SUPPLIED PASSAGE
——————————

First off, I'll be the first to admit that I never imagined I would have a child that wasn't "typical". But to say that we didn't want a "Downs kid" is just stupid. Why couldn't she have just said something like, "I know that you probably didn't expect to have a child with Down Syndrome?" That would have been a much better way of putting it. In any case, we didn't care for her attitude, and won't be visiting her again.

While I'm on the topic of being insensitive, I want to vent a little. Liz and I appreciate all the support that we have received in the last two weeks, especially from our family, friends, and co-workers. However, if you are talking to us, please don't say, "I'm/We're sorry." We understand that hearing that Tate has Downs is unique, and that people probably just don't know what to say. "Congrats!" works best, and leave it at that. Nobody has to feel sorry, because nobody is at fault. Don't feel sorry for us, because we don't feel sorry for ourselves. While it isn't what either of us envisioned for our family, we wouldn't change it if we could, and we don't feel sorry for ourselves. Instead, we feel blessed. We are blessed to have two beautiful gifts from God, blessed to be healthy, happy, and well loved. We are blessed with wonderful family and friends. The following link says it best, and I would recommend everyone who reads this to visit. The web address is http://www.ndsccenter.org/resources/package1.php



Enough of that, thanks for understanding my need to vent. The rest of the weekend has been great. Other than running errands quickly on Saturday, we haven't gone outside, even though it made it into the 20's and 30's outside. It has been awesome. Tate is eating well, at least from the bottle, and staying awake more. He's even had some tummy time, which was a blast, as you can see. We keep hearing that children with Downs have weaker muscles than typical children, but it's hard to believe. He seems very strong.

Avery is doing well. She has had a cough most of the time, so it has been tough to try and keep her away from Tate. She's gotten really good at covering her mouth. And speaking of her mouth, it is still moving nonstop. The only time she isn't talking is when she is sleeping or coughing. Otherwise it doesn't stop. I swear, she must say a million words a day. She definitely has a future in some career that involves a lot of talking. She and I have also been playing "house" a lot during this break, which has been a lot of fun. Liz will play too, if she isn't nursing, pumping, or napping. Together, we have had a blast being able to play together as a family the last five days. It will be a big change for Avery tomorrow when she heads back to daycare.

Well, that's probably enough for now. I have probably said enough, or too much (no wonder Ave talks so much). Until next time...

3 comments:

Berit said...

Tate sounds like a lot of fun. You guys are almost making me want another one...almost but not there yet. Will give you a call soon, Liz. I'm hear for you if you need to vent about nursing!

——————————

REQUEST A
According to the blog post, what has Avery gotten really good at?
REQUEST B
Reproduce everything in the blog post from "First off, I'll" down to "visiting her again.".
The listing that comes next has no connection to the blog post.

——————————

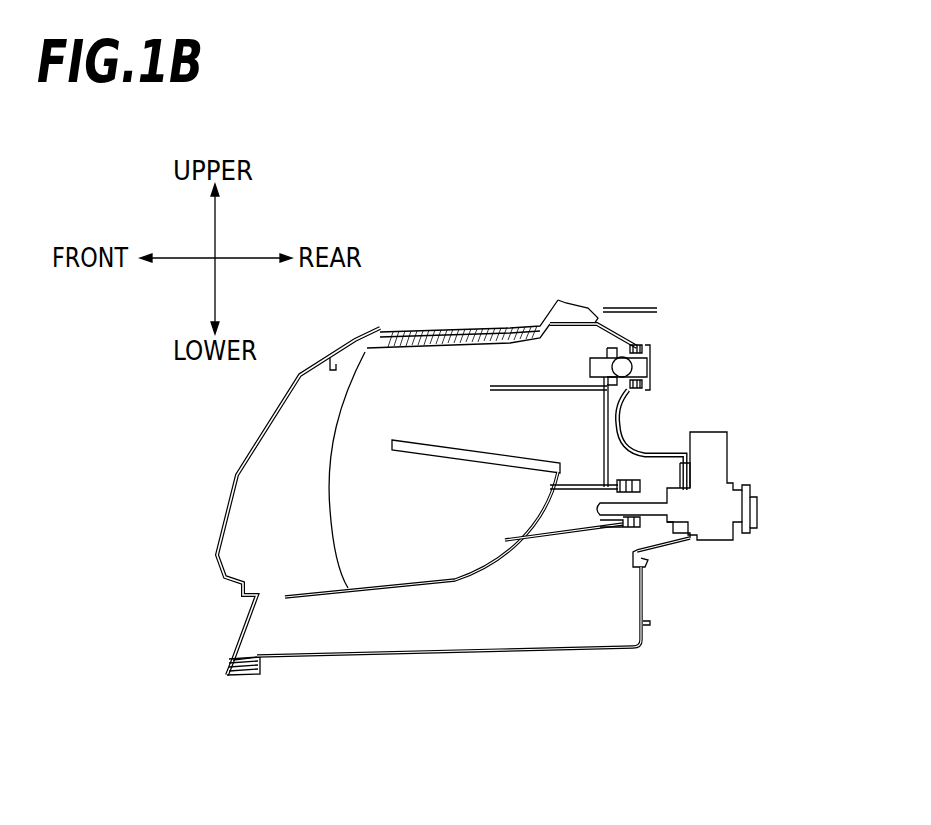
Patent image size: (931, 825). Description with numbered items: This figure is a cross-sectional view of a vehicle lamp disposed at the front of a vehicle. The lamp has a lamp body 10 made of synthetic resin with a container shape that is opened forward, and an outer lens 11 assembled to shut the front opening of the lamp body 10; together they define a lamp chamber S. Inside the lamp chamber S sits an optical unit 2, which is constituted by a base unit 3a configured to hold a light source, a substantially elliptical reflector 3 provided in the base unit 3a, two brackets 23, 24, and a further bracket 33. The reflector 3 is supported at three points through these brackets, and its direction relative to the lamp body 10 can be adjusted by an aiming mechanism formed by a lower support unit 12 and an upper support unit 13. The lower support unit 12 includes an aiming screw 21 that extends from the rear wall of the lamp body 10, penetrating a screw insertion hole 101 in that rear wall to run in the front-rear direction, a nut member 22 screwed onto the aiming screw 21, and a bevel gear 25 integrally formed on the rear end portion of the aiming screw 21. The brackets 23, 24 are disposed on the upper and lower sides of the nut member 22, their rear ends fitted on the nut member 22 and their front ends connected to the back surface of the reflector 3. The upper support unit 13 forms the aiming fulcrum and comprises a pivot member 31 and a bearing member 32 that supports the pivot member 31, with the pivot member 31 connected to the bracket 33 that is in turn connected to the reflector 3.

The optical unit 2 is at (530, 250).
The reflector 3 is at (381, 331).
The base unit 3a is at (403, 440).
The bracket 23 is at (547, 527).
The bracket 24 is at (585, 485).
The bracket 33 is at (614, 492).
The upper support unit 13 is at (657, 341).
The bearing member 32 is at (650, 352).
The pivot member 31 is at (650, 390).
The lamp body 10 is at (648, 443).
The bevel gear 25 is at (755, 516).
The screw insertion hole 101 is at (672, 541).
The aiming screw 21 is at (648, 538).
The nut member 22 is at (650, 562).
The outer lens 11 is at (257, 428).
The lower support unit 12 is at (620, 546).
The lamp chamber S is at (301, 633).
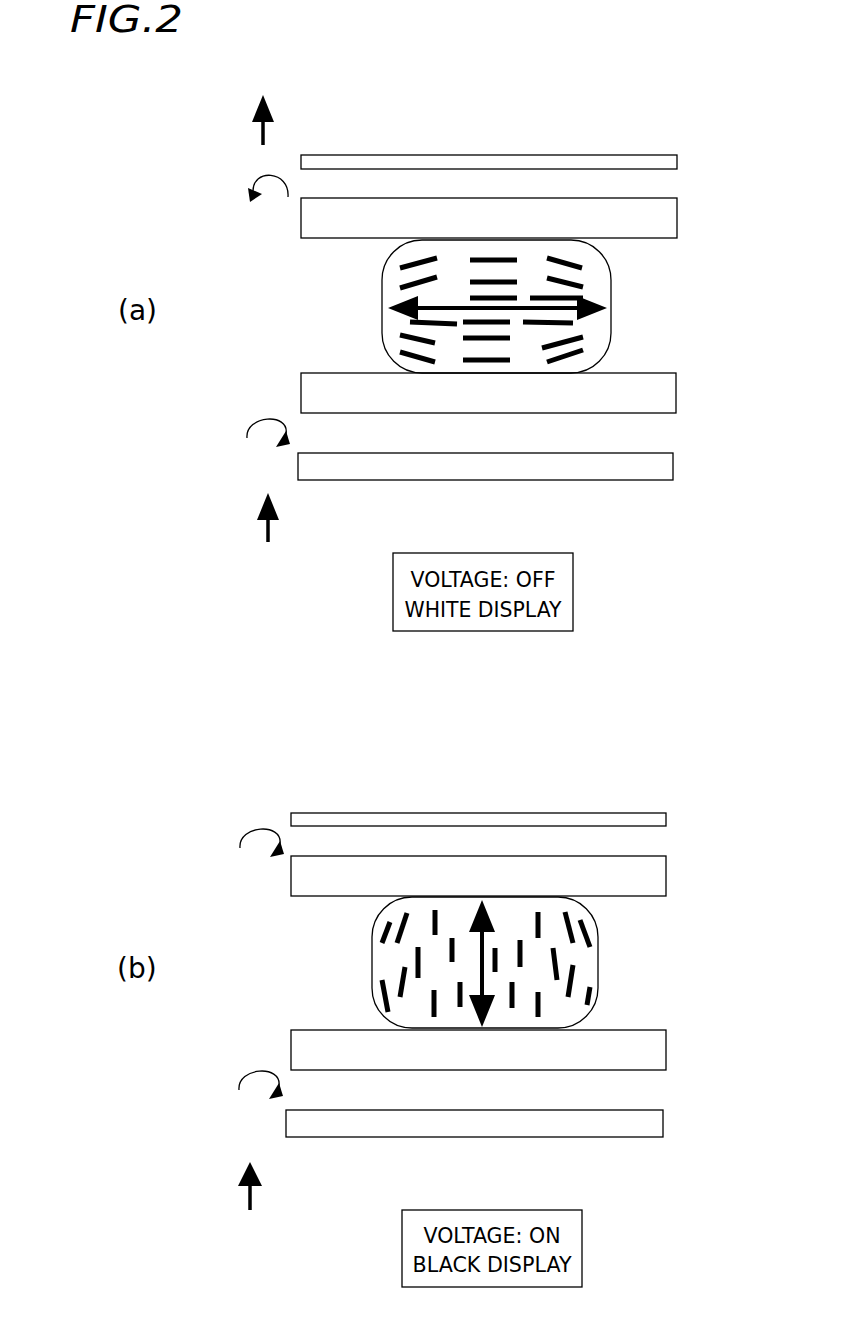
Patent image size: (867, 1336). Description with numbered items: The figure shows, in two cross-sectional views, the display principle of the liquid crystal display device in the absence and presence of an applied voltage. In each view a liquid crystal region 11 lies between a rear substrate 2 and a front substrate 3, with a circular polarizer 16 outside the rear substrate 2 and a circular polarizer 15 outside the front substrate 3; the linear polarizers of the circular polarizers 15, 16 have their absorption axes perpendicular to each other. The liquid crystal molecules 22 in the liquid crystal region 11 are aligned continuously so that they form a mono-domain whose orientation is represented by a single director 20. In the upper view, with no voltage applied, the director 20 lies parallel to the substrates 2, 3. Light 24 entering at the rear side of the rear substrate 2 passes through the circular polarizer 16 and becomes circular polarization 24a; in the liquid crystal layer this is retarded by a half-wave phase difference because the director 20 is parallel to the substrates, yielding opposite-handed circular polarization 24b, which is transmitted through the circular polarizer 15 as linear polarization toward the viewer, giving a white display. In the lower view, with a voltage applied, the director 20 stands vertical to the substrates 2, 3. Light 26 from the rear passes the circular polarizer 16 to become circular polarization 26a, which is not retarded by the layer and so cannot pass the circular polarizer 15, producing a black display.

——————————

COMPLETE ANSWER A
Covering her mouth.

COMPLETE ANSWER B
First off, I'll be the first to admit that I never imagined I would have a child that wasn't "typical". But to say that we didn't want a "Downs kid" is just stupid. Why couldn't she have just said something like, "I know that you probably didn't expect to have a child with Down Syndrome?" That would have been a much better way of putting it. In any case, we didn't care for her attitude, and won't be visiting her again.